• Set exercise: Copy each line where the word "包括购物卡" occurs.

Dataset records
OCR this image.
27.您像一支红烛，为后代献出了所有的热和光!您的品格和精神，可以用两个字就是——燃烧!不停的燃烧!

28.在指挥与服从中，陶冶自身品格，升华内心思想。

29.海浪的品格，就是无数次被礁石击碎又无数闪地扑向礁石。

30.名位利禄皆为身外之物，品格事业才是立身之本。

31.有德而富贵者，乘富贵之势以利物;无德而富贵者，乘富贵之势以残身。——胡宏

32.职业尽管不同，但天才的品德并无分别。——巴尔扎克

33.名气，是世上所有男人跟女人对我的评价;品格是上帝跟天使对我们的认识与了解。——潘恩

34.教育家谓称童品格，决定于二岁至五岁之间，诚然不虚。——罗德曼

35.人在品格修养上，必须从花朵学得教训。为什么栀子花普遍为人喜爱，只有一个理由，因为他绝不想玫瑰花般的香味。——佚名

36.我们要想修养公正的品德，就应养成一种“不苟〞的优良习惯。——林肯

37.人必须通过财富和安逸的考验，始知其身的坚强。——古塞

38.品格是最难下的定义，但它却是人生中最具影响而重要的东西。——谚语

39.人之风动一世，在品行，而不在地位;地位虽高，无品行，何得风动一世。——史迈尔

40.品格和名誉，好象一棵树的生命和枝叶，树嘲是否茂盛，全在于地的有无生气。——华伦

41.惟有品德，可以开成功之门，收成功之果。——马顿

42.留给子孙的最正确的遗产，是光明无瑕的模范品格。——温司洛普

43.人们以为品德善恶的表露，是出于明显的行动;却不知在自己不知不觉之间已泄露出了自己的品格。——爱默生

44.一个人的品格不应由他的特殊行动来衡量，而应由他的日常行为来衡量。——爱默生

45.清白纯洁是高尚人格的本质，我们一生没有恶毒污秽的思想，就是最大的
---
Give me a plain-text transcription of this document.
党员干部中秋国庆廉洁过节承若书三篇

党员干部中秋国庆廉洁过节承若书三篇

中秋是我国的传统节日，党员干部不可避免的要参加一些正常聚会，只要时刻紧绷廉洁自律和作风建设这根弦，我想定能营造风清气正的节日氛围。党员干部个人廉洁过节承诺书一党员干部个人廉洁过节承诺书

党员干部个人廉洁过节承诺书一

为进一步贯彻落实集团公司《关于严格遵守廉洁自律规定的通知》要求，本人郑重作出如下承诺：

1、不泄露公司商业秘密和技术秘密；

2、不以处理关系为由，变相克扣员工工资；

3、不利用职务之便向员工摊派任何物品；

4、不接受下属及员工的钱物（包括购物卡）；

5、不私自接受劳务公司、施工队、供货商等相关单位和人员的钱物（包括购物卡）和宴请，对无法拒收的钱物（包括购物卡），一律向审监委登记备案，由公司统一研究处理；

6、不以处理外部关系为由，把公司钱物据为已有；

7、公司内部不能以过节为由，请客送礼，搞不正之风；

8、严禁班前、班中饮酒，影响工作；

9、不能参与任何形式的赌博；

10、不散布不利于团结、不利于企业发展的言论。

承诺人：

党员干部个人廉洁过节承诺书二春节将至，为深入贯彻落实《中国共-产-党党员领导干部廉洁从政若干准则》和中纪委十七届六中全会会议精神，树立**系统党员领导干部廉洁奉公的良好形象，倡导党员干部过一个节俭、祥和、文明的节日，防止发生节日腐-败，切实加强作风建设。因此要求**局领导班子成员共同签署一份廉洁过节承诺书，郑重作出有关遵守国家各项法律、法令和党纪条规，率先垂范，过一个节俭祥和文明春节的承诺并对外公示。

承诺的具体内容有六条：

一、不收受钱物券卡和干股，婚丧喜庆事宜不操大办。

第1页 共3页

• Result:
4、不接受下属及员工的钱物（包括购物卡）；
5、不私自接受劳务公司、施工队、供货商等相关单位和人员的钱物（包括购物卡）和宴请，对无法拒收的钱物（包括购物卡），一律向审监委登记备案，由公司统一研究处理；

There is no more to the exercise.